* _Task description_
Write out every record below exactly as it appears.

= = = =

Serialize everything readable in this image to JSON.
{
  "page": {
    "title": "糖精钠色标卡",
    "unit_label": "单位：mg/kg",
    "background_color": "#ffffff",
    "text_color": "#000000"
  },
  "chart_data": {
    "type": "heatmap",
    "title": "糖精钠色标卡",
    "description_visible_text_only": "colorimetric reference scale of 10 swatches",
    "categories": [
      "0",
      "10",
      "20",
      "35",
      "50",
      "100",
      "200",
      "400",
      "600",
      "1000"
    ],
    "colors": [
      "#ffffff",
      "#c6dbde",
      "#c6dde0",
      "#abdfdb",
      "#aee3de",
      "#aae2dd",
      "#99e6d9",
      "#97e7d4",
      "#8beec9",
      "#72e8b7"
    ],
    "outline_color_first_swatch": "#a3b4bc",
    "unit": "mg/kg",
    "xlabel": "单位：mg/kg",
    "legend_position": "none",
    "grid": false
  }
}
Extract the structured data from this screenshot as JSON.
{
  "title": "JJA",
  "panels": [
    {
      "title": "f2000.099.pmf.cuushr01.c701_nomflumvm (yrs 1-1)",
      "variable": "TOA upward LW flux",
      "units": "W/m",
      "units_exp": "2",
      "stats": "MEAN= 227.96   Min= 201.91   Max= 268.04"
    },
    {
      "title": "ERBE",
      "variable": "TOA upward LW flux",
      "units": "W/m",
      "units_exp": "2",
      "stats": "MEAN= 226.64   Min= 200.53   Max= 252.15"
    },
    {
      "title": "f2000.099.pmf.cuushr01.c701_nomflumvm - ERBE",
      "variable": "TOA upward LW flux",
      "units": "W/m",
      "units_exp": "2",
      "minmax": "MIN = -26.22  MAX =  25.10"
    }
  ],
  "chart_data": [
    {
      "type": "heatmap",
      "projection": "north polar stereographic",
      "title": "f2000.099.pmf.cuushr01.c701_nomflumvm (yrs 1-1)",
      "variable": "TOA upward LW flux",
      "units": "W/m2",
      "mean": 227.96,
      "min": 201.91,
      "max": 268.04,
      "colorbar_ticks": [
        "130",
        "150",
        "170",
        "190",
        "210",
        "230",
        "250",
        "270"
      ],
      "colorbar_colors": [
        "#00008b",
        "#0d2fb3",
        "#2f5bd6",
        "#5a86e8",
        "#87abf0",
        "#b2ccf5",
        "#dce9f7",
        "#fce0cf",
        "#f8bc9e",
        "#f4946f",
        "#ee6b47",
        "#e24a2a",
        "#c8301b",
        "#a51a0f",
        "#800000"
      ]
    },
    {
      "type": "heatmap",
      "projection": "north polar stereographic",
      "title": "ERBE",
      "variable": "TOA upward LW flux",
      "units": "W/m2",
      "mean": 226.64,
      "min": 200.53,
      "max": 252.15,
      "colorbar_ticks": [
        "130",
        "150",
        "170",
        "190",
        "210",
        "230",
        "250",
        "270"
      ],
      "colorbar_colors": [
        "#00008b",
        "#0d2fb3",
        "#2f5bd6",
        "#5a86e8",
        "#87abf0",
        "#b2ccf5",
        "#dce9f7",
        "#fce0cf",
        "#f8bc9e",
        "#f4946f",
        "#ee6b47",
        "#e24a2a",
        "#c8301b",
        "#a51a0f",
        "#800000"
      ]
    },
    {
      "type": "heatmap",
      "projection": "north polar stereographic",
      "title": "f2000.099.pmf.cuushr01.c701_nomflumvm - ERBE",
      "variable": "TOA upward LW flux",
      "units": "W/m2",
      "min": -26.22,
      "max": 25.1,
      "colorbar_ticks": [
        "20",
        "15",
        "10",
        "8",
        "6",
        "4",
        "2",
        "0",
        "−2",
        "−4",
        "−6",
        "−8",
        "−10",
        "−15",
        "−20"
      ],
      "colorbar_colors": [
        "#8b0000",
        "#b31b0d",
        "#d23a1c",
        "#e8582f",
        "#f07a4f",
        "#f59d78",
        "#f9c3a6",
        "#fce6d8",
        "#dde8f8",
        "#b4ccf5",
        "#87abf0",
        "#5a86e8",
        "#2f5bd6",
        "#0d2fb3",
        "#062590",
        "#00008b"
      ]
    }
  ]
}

= = = =

* _Final answer_
Serialize everything readable in this image to JSON.
{
  "page": {
    "title": "糖精钠色标卡",
    "unit_label": "单位：mg/kg",
    "background_color": "#ffffff",
    "text_color": "#000000"
  },
  "chart_data": {
    "type": "heatmap",
    "title": "糖精钠色标卡",
    "description_visible_text_only": "colorimetric reference scale of 10 swatches",
    "categories": [
      "0",
      "10",
      "20",
      "35",
      "50",
      "100",
      "200",
      "400",
      "600",
      "1000"
    ],
    "colors": [
      "#ffffff",
      "#c6dbde",
      "#c6dde0",
      "#abdfdb",
      "#aee3de",
      "#aae2dd",
      "#99e6d9",
      "#97e7d4",
      "#8beec9",
      "#72e8b7"
    ],
    "outline_color_first_swatch": "#a3b4bc",
    "unit": "mg/kg",
    "xlabel": "单位：mg/kg",
    "legend_position": "none",
    "grid": false
  }
}
Extract the structured data from this screenshot as JSON.
{
  "title": "JJA",
  "panels": [
    {
      "title": "f2000.099.pmf.cuushr01.c701_nomflumvm (yrs 1-1)",
      "variable": "TOA upward LW flux",
      "units": "W/m",
      "units_exp": "2",
      "stats": "MEAN= 227.96   Min= 201.91   Max= 268.04"
    },
    {
      "title": "ERBE",
      "variable": "TOA upward LW flux",
      "units": "W/m",
      "units_exp": "2",
      "stats": "MEAN= 226.64   Min= 200.53   Max= 252.15"
    },
    {
      "title": "f2000.099.pmf.cuushr01.c701_nomflumvm - ERBE",
      "variable": "TOA upward LW flux",
      "units": "W/m",
      "units_exp": "2",
      "minmax": "MIN = -26.22  MAX =  25.10"
    }
  ],
  "chart_data": [
    {
      "type": "heatmap",
      "projection": "north polar stereographic",
      "title": "f2000.099.pmf.cuushr01.c701_nomflumvm (yrs 1-1)",
      "variable": "TOA upward LW flux",
      "units": "W/m2",
      "mean": 227.96,
      "min": 201.91,
      "max": 268.04,
      "colorbar_ticks": [
        "130",
        "150",
        "170",
        "190",
        "210",
        "230",
        "250",
        "270"
      ],
      "colorbar_colors": [
        "#00008b",
        "#0d2fb3",
        "#2f5bd6",
        "#5a86e8",
        "#87abf0",
        "#b2ccf5",
        "#dce9f7",
        "#fce0cf",
        "#f8bc9e",
        "#f4946f",
        "#ee6b47",
        "#e24a2a",
        "#c8301b",
        "#a51a0f",
        "#800000"
      ]
    },
    {
      "type": "heatmap",
      "projection": "north polar stereographic",
      "title": "ERBE",
      "variable": "TOA upward LW flux",
      "units": "W/m2",
      "mean": 226.64,
      "min": 200.53,
      "max": 252.15,
      "colorbar_ticks": [
        "130",
        "150",
        "170",
        "190",
        "210",
        "230",
        "250",
        "270"
      ],
      "colorbar_colors": [
        "#00008b",
        "#0d2fb3",
        "#2f5bd6",
        "#5a86e8",
        "#87abf0",
        "#b2ccf5",
        "#dce9f7",
        "#fce0cf",
        "#f8bc9e",
        "#f4946f",
        "#ee6b47",
        "#e24a2a",
        "#c8301b",
        "#a51a0f",
        "#800000"
      ]
    },
    {
      "type": "heatmap",
      "projection": "north polar stereographic",
      "title": "f2000.099.pmf.cuushr01.c701_nomflumvm - ERBE",
      "variable": "TOA upward LW flux",
      "units": "W/m2",
      "min": -26.22,
      "max": 25.1,
      "colorbar_ticks": [
        "20",
        "15",
        "10",
        "8",
        "6",
        "4",
        "2",
        "0",
        "−2",
        "−4",
        "−6",
        "−8",
        "−10",
        "−15",
        "−20"
      ],
      "colorbar_colors": [
        "#8b0000",
        "#b31b0d",
        "#d23a1c",
        "#e8582f",
        "#f07a4f",
        "#f59d78",
        "#f9c3a6",
        "#fce6d8",
        "#dde8f8",
        "#b4ccf5",
        "#87abf0",
        "#5a86e8",
        "#2f5bd6",
        "#0d2fb3",
        "#062590",
        "#00008b"
      ]
    }
  ]
}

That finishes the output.